Reproduce the full listing that appears beneath this instruction exactly.

★ ★ ★ ★ ★

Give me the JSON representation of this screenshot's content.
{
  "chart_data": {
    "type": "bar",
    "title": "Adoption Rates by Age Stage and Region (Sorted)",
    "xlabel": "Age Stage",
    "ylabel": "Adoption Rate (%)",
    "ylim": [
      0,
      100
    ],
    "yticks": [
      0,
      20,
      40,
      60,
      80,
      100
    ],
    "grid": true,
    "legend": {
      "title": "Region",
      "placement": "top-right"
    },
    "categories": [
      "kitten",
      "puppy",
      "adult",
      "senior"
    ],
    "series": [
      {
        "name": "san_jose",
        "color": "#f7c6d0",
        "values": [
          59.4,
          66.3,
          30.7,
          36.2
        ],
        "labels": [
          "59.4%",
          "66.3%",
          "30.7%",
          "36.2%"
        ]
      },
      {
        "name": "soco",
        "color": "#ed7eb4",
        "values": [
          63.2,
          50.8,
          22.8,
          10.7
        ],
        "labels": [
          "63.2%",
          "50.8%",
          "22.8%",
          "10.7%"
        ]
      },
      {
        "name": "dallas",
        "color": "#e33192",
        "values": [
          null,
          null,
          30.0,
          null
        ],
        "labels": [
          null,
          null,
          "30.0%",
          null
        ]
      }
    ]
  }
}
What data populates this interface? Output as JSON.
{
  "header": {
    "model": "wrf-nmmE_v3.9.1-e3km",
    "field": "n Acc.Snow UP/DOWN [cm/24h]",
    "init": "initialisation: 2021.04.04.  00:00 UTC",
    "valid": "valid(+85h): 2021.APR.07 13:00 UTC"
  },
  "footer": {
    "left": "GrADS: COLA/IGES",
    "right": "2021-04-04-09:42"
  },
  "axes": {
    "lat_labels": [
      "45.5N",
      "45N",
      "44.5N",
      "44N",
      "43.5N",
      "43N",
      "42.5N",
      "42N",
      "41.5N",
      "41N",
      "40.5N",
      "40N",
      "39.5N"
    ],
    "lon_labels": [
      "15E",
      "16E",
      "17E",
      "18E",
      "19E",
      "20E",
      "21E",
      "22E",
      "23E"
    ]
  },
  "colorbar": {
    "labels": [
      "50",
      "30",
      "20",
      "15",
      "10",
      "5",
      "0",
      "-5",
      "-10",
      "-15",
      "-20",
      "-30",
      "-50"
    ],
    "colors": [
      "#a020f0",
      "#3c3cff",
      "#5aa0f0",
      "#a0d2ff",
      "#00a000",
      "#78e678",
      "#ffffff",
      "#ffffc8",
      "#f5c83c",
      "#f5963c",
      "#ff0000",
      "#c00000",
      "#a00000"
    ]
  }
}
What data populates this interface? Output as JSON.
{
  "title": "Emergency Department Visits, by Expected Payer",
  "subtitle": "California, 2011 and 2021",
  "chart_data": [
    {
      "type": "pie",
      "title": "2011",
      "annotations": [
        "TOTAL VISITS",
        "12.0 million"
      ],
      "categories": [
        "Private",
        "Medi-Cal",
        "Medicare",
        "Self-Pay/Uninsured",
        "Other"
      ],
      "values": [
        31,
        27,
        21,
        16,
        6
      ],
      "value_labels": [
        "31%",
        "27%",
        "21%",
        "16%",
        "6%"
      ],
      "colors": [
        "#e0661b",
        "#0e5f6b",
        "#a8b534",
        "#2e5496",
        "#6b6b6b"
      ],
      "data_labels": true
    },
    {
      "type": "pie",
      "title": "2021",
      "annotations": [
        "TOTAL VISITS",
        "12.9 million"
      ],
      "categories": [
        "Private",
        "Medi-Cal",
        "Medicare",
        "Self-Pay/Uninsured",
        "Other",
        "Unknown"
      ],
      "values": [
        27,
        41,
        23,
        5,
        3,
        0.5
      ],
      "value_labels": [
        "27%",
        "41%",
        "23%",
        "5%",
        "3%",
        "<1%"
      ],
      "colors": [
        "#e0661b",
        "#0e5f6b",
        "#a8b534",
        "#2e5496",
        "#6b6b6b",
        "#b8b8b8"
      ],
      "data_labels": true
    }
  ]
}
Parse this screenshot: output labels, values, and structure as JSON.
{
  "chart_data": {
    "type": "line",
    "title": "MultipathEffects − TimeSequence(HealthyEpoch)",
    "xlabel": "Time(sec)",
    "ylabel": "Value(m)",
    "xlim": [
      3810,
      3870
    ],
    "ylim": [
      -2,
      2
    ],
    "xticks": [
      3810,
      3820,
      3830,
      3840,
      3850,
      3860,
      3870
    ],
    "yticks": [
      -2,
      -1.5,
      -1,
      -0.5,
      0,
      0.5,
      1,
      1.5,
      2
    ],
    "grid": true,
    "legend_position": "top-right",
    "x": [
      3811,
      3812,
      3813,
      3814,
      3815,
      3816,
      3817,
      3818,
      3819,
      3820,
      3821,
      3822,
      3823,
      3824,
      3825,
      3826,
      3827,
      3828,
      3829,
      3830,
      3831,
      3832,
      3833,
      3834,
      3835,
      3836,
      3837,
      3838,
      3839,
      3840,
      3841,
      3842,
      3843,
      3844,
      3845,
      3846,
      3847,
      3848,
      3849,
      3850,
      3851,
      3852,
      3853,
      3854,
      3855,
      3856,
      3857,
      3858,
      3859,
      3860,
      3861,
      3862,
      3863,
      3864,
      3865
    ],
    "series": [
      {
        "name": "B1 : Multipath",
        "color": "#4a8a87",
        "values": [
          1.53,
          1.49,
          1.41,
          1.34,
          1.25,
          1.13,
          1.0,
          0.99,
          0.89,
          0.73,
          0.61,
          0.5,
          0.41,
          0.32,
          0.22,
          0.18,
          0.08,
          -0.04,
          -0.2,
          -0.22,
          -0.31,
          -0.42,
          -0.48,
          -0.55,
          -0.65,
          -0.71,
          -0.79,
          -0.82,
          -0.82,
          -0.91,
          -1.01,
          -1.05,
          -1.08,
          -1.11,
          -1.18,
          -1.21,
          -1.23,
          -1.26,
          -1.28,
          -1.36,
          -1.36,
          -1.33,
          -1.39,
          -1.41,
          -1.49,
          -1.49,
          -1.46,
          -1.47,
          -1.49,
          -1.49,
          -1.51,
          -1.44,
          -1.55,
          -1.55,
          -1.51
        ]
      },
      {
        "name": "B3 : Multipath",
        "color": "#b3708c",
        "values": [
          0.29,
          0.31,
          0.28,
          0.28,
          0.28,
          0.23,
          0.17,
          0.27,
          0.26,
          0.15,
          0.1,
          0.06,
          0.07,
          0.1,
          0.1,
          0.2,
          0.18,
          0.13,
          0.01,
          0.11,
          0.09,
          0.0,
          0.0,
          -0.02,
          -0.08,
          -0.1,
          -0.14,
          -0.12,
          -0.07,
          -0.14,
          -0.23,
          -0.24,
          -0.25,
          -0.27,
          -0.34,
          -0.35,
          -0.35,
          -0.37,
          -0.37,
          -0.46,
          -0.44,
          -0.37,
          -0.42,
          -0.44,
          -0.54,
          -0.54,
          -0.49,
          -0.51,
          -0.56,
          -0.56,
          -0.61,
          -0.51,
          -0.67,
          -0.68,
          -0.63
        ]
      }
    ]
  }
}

★ ★ ★ ★ ★

Correct answer ::
Give me the JSON representation of this screenshot's content.
{
  "chart_data": {
    "type": "bar",
    "title": "Adoption Rates by Age Stage and Region (Sorted)",
    "xlabel": "Age Stage",
    "ylabel": "Adoption Rate (%)",
    "ylim": [
      0,
      100
    ],
    "yticks": [
      0,
      20,
      40,
      60,
      80,
      100
    ],
    "grid": true,
    "legend": {
      "title": "Region",
      "placement": "top-right"
    },
    "categories": [
      "kitten",
      "puppy",
      "adult",
      "senior"
    ],
    "series": [
      {
        "name": "san_jose",
        "color": "#f7c6d0",
        "values": [
          59.4,
          66.3,
          30.7,
          36.2
        ],
        "labels": [
          "59.4%",
          "66.3%",
          "30.7%",
          "36.2%"
        ]
      },
      {
        "name": "soco",
        "color": "#ed7eb4",
        "values": [
          63.2,
          50.8,
          22.8,
          10.7
        ],
        "labels": [
          "63.2%",
          "50.8%",
          "22.8%",
          "10.7%"
        ]
      },
      {
        "name": "dallas",
        "color": "#e33192",
        "values": [
          null,
          null,
          30.0,
          null
        ],
        "labels": [
          null,
          null,
          "30.0%",
          null
        ]
      }
    ]
  }
}
What data populates this interface? Output as JSON.
{
  "header": {
    "model": "wrf-nmmE_v3.9.1-e3km",
    "field": "n Acc.Snow UP/DOWN [cm/24h]",
    "init": "initialisation: 2021.04.04.  00:00 UTC",
    "valid": "valid(+85h): 2021.APR.07 13:00 UTC"
  },
  "footer": {
    "left": "GrADS: COLA/IGES",
    "right": "2021-04-04-09:42"
  },
  "axes": {
    "lat_labels": [
      "45.5N",
      "45N",
      "44.5N",
      "44N",
      "43.5N",
      "43N",
      "42.5N",
      "42N",
      "41.5N",
      "41N",
      "40.5N",
      "40N",
      "39.5N"
    ],
    "lon_labels": [
      "15E",
      "16E",
      "17E",
      "18E",
      "19E",
      "20E",
      "21E",
      "22E",
      "23E"
    ]
  },
  "colorbar": {
    "labels": [
      "50",
      "30",
      "20",
      "15",
      "10",
      "5",
      "0",
      "-5",
      "-10",
      "-15",
      "-20",
      "-30",
      "-50"
    ],
    "colors": [
      "#a020f0",
      "#3c3cff",
      "#5aa0f0",
      "#a0d2ff",
      "#00a000",
      "#78e678",
      "#ffffff",
      "#ffffc8",
      "#f5c83c",
      "#f5963c",
      "#ff0000",
      "#c00000",
      "#a00000"
    ]
  }
}
What data populates this interface? Output as JSON.
{
  "title": "Emergency Department Visits, by Expected Payer",
  "subtitle": "California, 2011 and 2021",
  "chart_data": [
    {
      "type": "pie",
      "title": "2011",
      "annotations": [
        "TOTAL VISITS",
        "12.0 million"
      ],
      "categories": [
        "Private",
        "Medi-Cal",
        "Medicare",
        "Self-Pay/Uninsured",
        "Other"
      ],
      "values": [
        31,
        27,
        21,
        16,
        6
      ],
      "value_labels": [
        "31%",
        "27%",
        "21%",
        "16%",
        "6%"
      ],
      "colors": [
        "#e0661b",
        "#0e5f6b",
        "#a8b534",
        "#2e5496",
        "#6b6b6b"
      ],
      "data_labels": true
    },
    {
      "type": "pie",
      "title": "2021",
      "annotations": [
        "TOTAL VISITS",
        "12.9 million"
      ],
      "categories": [
        "Private",
        "Medi-Cal",
        "Medicare",
        "Self-Pay/Uninsured",
        "Other",
        "Unknown"
      ],
      "values": [
        27,
        41,
        23,
        5,
        3,
        0.5
      ],
      "value_labels": [
        "27%",
        "41%",
        "23%",
        "5%",
        "3%",
        "<1%"
      ],
      "colors": [
        "#e0661b",
        "#0e5f6b",
        "#a8b534",
        "#2e5496",
        "#6b6b6b",
        "#b8b8b8"
      ],
      "data_labels": true
    }
  ]
}
Parse this screenshot: output labels, values, and structure as JSON.
{
  "chart_data": {
    "type": "line",
    "title": "MultipathEffects − TimeSequence(HealthyEpoch)",
    "xlabel": "Time(sec)",
    "ylabel": "Value(m)",
    "xlim": [
      3810,
      3870
    ],
    "ylim": [
      -2,
      2
    ],
    "xticks": [
      3810,
      3820,
      3830,
      3840,
      3850,
      3860,
      3870
    ],
    "yticks": [
      -2,
      -1.5,
      -1,
      -0.5,
      0,
      0.5,
      1,
      1.5,
      2
    ],
    "grid": true,
    "legend_position": "top-right",
    "x": [
      3811,
      3812,
      3813,
      3814,
      3815,
      3816,
      3817,
      3818,
      3819,
      3820,
      3821,
      3822,
      3823,
      3824,
      3825,
      3826,
      3827,
      3828,
      3829,
      3830,
      3831,
      3832,
      3833,
      3834,
      3835,
      3836,
      3837,
      3838,
      3839,
      3840,
      3841,
      3842,
      3843,
      3844,
      3845,
      3846,
      3847,
      3848,
      3849,
      3850,
      3851,
      3852,
      3853,
      3854,
      3855,
      3856,
      3857,
      3858,
      3859,
      3860,
      3861,
      3862,
      3863,
      3864,
      3865
    ],
    "series": [
      {
        "name": "B1 : Multipath",
        "color": "#4a8a87",
        "values": [
          1.53,
          1.49,
          1.41,
          1.34,
          1.25,
          1.13,
          1.0,
          0.99,
          0.89,
          0.73,
          0.61,
          0.5,
          0.41,
          0.32,
          0.22,
          0.18,
          0.08,
          -0.04,
          -0.2,
          -0.22,
          -0.31,
          -0.42,
          -0.48,
          -0.55,
          -0.65,
          -0.71,
          -0.79,
          -0.82,
          -0.82,
          -0.91,
          -1.01,
          -1.05,
          -1.08,
          -1.11,
          -1.18,
          -1.21,
          -1.23,
          -1.26,
          -1.28,
          -1.36,
          -1.36,
          -1.33,
          -1.39,
          -1.41,
          -1.49,
          -1.49,
          -1.46,
          -1.47,
          -1.49,
          -1.49,
          -1.51,
          -1.44,
          -1.55,
          -1.55,
          -1.51
        ]
      },
      {
        "name": "B3 : Multipath",
        "color": "#b3708c",
        "values": [
          0.29,
          0.31,
          0.28,
          0.28,
          0.28,
          0.23,
          0.17,
          0.27,
          0.26,
          0.15,
          0.1,
          0.06,
          0.07,
          0.1,
          0.1,
          0.2,
          0.18,
          0.13,
          0.01,
          0.11,
          0.09,
          0.0,
          0.0,
          -0.02,
          -0.08,
          -0.1,
          -0.14,
          -0.12,
          -0.07,
          -0.14,
          -0.23,
          -0.24,
          -0.25,
          -0.27,
          -0.34,
          -0.35,
          -0.35,
          -0.37,
          -0.37,
          -0.46,
          -0.44,
          -0.37,
          -0.42,
          -0.44,
          -0.54,
          -0.54,
          -0.49,
          -0.51,
          -0.56,
          -0.56,
          -0.61,
          -0.51,
          -0.67,
          -0.68,
          -0.63
        ]
      }
    ]
  }
}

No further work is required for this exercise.